◆ Extracted data
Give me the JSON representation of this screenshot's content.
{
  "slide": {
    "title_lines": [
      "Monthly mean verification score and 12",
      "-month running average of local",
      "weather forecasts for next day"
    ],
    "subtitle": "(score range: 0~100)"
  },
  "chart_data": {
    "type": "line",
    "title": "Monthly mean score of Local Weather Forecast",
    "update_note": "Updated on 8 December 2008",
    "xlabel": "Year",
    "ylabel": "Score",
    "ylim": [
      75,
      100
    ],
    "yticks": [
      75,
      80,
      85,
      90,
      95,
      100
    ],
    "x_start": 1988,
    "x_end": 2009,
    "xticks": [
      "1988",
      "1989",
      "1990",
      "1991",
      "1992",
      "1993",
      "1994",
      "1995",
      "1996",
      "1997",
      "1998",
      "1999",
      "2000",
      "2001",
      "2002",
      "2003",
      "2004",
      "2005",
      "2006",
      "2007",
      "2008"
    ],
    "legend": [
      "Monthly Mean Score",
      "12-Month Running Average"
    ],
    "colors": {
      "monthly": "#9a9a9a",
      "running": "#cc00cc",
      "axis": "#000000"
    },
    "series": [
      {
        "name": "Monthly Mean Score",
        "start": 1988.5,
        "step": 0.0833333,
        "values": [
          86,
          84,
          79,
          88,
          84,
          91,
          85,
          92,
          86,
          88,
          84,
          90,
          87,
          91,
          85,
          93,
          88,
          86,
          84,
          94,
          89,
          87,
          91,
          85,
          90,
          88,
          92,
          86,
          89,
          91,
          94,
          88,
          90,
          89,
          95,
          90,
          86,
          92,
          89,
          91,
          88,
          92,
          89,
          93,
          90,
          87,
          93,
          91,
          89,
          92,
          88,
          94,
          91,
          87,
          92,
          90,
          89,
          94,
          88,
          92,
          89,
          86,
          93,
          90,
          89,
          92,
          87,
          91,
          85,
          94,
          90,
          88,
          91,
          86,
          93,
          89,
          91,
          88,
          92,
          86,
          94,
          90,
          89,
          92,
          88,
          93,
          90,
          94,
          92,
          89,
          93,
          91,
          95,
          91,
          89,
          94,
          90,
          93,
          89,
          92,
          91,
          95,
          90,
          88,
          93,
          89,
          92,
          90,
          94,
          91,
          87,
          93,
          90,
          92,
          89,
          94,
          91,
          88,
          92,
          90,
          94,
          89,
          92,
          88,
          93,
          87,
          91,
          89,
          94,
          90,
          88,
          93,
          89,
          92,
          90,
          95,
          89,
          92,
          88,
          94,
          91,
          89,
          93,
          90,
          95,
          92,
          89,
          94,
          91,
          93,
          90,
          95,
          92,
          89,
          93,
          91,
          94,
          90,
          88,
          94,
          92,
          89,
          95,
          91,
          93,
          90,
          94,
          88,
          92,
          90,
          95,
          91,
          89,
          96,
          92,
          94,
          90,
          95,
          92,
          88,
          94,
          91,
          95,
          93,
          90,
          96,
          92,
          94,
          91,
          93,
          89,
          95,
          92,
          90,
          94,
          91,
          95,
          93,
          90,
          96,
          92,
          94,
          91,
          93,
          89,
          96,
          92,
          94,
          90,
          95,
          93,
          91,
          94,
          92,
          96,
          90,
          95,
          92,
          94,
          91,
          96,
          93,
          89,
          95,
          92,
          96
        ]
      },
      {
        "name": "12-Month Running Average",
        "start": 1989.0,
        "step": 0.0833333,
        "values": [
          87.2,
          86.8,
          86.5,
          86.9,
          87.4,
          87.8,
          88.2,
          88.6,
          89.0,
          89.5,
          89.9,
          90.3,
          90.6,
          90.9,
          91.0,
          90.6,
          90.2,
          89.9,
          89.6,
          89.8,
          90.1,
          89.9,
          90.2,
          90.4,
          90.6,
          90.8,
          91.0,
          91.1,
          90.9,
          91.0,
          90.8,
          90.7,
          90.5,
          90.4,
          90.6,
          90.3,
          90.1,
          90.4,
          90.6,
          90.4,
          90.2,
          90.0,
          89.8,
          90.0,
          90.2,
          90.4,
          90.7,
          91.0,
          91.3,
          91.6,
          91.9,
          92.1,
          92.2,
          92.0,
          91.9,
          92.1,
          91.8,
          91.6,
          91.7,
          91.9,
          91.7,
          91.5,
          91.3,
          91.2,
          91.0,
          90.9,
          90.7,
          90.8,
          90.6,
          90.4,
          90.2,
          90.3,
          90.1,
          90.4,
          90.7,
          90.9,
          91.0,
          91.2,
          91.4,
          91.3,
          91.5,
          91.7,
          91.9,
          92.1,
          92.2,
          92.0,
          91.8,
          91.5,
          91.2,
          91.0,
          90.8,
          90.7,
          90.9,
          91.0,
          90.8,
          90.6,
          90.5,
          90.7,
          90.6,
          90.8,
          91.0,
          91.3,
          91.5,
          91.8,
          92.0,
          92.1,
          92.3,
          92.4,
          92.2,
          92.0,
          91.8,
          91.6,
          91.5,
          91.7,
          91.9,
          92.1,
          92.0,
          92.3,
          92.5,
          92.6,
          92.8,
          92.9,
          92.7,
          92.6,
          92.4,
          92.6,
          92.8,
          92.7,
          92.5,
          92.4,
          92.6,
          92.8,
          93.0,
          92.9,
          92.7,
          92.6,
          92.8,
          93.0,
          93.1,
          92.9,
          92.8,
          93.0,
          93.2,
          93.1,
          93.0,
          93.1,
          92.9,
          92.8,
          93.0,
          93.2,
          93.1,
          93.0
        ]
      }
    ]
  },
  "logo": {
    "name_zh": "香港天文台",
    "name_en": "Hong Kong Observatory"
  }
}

◆ What you should do
Write down the full listing again, exactly.

◆ Correct response
Give me the JSON representation of this screenshot's content.
{
  "slide": {
    "title_lines": [
      "Monthly mean verification score and 12",
      "-month running average of local",
      "weather forecasts for next day"
    ],
    "subtitle": "(score range: 0~100)"
  },
  "chart_data": {
    "type": "line",
    "title": "Monthly mean score of Local Weather Forecast",
    "update_note": "Updated on 8 December 2008",
    "xlabel": "Year",
    "ylabel": "Score",
    "ylim": [
      75,
      100
    ],
    "yticks": [
      75,
      80,
      85,
      90,
      95,
      100
    ],
    "x_start": 1988,
    "x_end": 2009,
    "xticks": [
      "1988",
      "1989",
      "1990",
      "1991",
      "1992",
      "1993",
      "1994",
      "1995",
      "1996",
      "1997",
      "1998",
      "1999",
      "2000",
      "2001",
      "2002",
      "2003",
      "2004",
      "2005",
      "2006",
      "2007",
      "2008"
    ],
    "legend": [
      "Monthly Mean Score",
      "12-Month Running Average"
    ],
    "colors": {
      "monthly": "#9a9a9a",
      "running": "#cc00cc",
      "axis": "#000000"
    },
    "series": [
      {
        "name": "Monthly Mean Score",
        "start": 1988.5,
        "step": 0.0833333,
        "values": [
          86,
          84,
          79,
          88,
          84,
          91,
          85,
          92,
          86,
          88,
          84,
          90,
          87,
          91,
          85,
          93,
          88,
          86,
          84,
          94,
          89,
          87,
          91,
          85,
          90,
          88,
          92,
          86,
          89,
          91,
          94,
          88,
          90,
          89,
          95,
          90,
          86,
          92,
          89,
          91,
          88,
          92,
          89,
          93,
          90,
          87,
          93,
          91,
          89,
          92,
          88,
          94,
          91,
          87,
          92,
          90,
          89,
          94,
          88,
          92,
          89,
          86,
          93,
          90,
          89,
          92,
          87,
          91,
          85,
          94,
          90,
          88,
          91,
          86,
          93,
          89,
          91,
          88,
          92,
          86,
          94,
          90,
          89,
          92,
          88,
          93,
          90,
          94,
          92,
          89,
          93,
          91,
          95,
          91,
          89,
          94,
          90,
          93,
          89,
          92,
          91,
          95,
          90,
          88,
          93,
          89,
          92,
          90,
          94,
          91,
          87,
          93,
          90,
          92,
          89,
          94,
          91,
          88,
          92,
          90,
          94,
          89,
          92,
          88,
          93,
          87,
          91,
          89,
          94,
          90,
          88,
          93,
          89,
          92,
          90,
          95,
          89,
          92,
          88,
          94,
          91,
          89,
          93,
          90,
          95,
          92,
          89,
          94,
          91,
          93,
          90,
          95,
          92,
          89,
          93,
          91,
          94,
          90,
          88,
          94,
          92,
          89,
          95,
          91,
          93,
          90,
          94,
          88,
          92,
          90,
          95,
          91,
          89,
          96,
          92,
          94,
          90,
          95,
          92,
          88,
          94,
          91,
          95,
          93,
          90,
          96,
          92,
          94,
          91,
          93,
          89,
          95,
          92,
          90,
          94,
          91,
          95,
          93,
          90,
          96,
          92,
          94,
          91,
          93,
          89,
          96,
          92,
          94,
          90,
          95,
          93,
          91,
          94,
          92,
          96,
          90,
          95,
          92,
          94,
          91,
          96,
          93,
          89,
          95,
          92,
          96
        ]
      },
      {
        "name": "12-Month Running Average",
        "start": 1989.0,
        "step": 0.0833333,
        "values": [
          87.2,
          86.8,
          86.5,
          86.9,
          87.4,
          87.8,
          88.2,
          88.6,
          89.0,
          89.5,
          89.9,
          90.3,
          90.6,
          90.9,
          91.0,
          90.6,
          90.2,
          89.9,
          89.6,
          89.8,
          90.1,
          89.9,
          90.2,
          90.4,
          90.6,
          90.8,
          91.0,
          91.1,
          90.9,
          91.0,
          90.8,
          90.7,
          90.5,
          90.4,
          90.6,
          90.3,
          90.1,
          90.4,
          90.6,
          90.4,
          90.2,
          90.0,
          89.8,
          90.0,
          90.2,
          90.4,
          90.7,
          91.0,
          91.3,
          91.6,
          91.9,
          92.1,
          92.2,
          92.0,
          91.9,
          92.1,
          91.8,
          91.6,
          91.7,
          91.9,
          91.7,
          91.5,
          91.3,
          91.2,
          91.0,
          90.9,
          90.7,
          90.8,
          90.6,
          90.4,
          90.2,
          90.3,
          90.1,
          90.4,
          90.7,
          90.9,
          91.0,
          91.2,
          91.4,
          91.3,
          91.5,
          91.7,
          91.9,
          92.1,
          92.2,
          92.0,
          91.8,
          91.5,
          91.2,
          91.0,
          90.8,
          90.7,
          90.9,
          91.0,
          90.8,
          90.6,
          90.5,
          90.7,
          90.6,
          90.8,
          91.0,
          91.3,
          91.5,
          91.8,
          92.0,
          92.1,
          92.3,
          92.4,
          92.2,
          92.0,
          91.8,
          91.6,
          91.5,
          91.7,
          91.9,
          92.1,
          92.0,
          92.3,
          92.5,
          92.6,
          92.8,
          92.9,
          92.7,
          92.6,
          92.4,
          92.6,
          92.8,
          92.7,
          92.5,
          92.4,
          92.6,
          92.8,
          93.0,
          92.9,
          92.7,
          92.6,
          92.8,
          93.0,
          93.1,
          92.9,
          92.8,
          93.0,
          93.2,
          93.1,
          93.0,
          93.1,
          92.9,
          92.8,
          93.0,
          93.2,
          93.1,
          93.0
        ]
      }
    ]
  },
  "logo": {
    "name_zh": "香港天文台",
    "name_en": "Hong Kong Observatory"
  }
}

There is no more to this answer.